(Dataset items)

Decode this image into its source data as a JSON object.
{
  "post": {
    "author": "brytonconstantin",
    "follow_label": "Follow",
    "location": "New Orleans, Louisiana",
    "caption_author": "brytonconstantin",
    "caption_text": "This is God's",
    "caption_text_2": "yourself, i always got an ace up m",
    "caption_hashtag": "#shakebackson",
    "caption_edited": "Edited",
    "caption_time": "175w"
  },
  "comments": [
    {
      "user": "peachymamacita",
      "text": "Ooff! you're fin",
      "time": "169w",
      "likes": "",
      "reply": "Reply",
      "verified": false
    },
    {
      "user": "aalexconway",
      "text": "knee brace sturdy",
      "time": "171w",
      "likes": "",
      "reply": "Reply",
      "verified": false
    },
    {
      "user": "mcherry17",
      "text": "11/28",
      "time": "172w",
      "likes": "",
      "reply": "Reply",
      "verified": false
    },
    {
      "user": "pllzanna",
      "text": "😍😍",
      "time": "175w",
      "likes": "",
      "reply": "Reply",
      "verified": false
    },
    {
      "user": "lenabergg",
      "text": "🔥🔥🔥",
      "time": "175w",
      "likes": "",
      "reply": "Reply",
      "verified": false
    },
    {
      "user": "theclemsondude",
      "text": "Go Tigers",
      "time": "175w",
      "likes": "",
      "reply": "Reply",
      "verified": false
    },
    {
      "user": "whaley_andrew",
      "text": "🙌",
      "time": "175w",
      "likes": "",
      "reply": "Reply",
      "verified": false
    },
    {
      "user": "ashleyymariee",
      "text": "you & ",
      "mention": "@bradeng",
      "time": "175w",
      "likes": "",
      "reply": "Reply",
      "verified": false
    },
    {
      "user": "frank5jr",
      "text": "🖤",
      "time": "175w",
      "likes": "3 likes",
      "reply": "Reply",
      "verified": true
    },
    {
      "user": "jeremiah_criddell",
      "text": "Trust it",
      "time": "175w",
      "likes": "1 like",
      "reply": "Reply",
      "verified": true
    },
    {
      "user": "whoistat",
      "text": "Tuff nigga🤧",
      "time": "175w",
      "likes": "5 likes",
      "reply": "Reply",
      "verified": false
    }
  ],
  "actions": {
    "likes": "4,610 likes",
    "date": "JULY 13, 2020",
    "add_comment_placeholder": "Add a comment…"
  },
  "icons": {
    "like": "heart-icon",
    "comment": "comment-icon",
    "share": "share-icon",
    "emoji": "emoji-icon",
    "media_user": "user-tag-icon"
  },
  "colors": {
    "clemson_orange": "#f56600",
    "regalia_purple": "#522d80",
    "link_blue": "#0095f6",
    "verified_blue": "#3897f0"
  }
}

Set problem -
Please repeat the material above, word for word and in full.

Output -
Decode this image into its source data as a JSON object.
{
  "post": {
    "author": "brytonconstantin",
    "follow_label": "Follow",
    "location": "New Orleans, Louisiana",
    "caption_author": "brytonconstantin",
    "caption_text": "This is God's",
    "caption_text_2": "yourself, i always got an ace up m",
    "caption_hashtag": "#shakebackson",
    "caption_edited": "Edited",
    "caption_time": "175w"
  },
  "comments": [
    {
      "user": "peachymamacita",
      "text": "Ooff! you're fin",
      "time": "169w",
      "likes": "",
      "reply": "Reply",
      "verified": false
    },
    {
      "user": "aalexconway",
      "text": "knee brace sturdy",
      "time": "171w",
      "likes": "",
      "reply": "Reply",
      "verified": false
    },
    {
      "user": "mcherry17",
      "text": "11/28",
      "time": "172w",
      "likes": "",
      "reply": "Reply",
      "verified": false
    },
    {
      "user": "pllzanna",
      "text": "😍😍",
      "time": "175w",
      "likes": "",
      "reply": "Reply",
      "verified": false
    },
    {
      "user": "lenabergg",
      "text": "🔥🔥🔥",
      "time": "175w",
      "likes": "",
      "reply": "Reply",
      "verified": false
    },
    {
      "user": "theclemsondude",
      "text": "Go Tigers",
      "time": "175w",
      "likes": "",
      "reply": "Reply",
      "verified": false
    },
    {
      "user": "whaley_andrew",
      "text": "🙌",
      "time": "175w",
      "likes": "",
      "reply": "Reply",
      "verified": false
    },
    {
      "user": "ashleyymariee",
      "text": "you & ",
      "mention": "@bradeng",
      "time": "175w",
      "likes": "",
      "reply": "Reply",
      "verified": false
    },
    {
      "user": "frank5jr",
      "text": "🖤",
      "time": "175w",
      "likes": "3 likes",
      "reply": "Reply",
      "verified": true
    },
    {
      "user": "jeremiah_criddell",
      "text": "Trust it",
      "time": "175w",
      "likes": "1 like",
      "reply": "Reply",
      "verified": true
    },
    {
      "user": "whoistat",
      "text": "Tuff nigga🤧",
      "time": "175w",
      "likes": "5 likes",
      "reply": "Reply",
      "verified": false
    }
  ],
  "actions": {
    "likes": "4,610 likes",
    "date": "JULY 13, 2020",
    "add_comment_placeholder": "Add a comment…"
  },
  "icons": {
    "like": "heart-icon",
    "comment": "comment-icon",
    "share": "share-icon",
    "emoji": "emoji-icon",
    "media_user": "user-tag-icon"
  },
  "colors": {
    "clemson_orange": "#f56600",
    "regalia_purple": "#522d80",
    "link_blue": "#0095f6",
    "verified_blue": "#3897f0"
  }
}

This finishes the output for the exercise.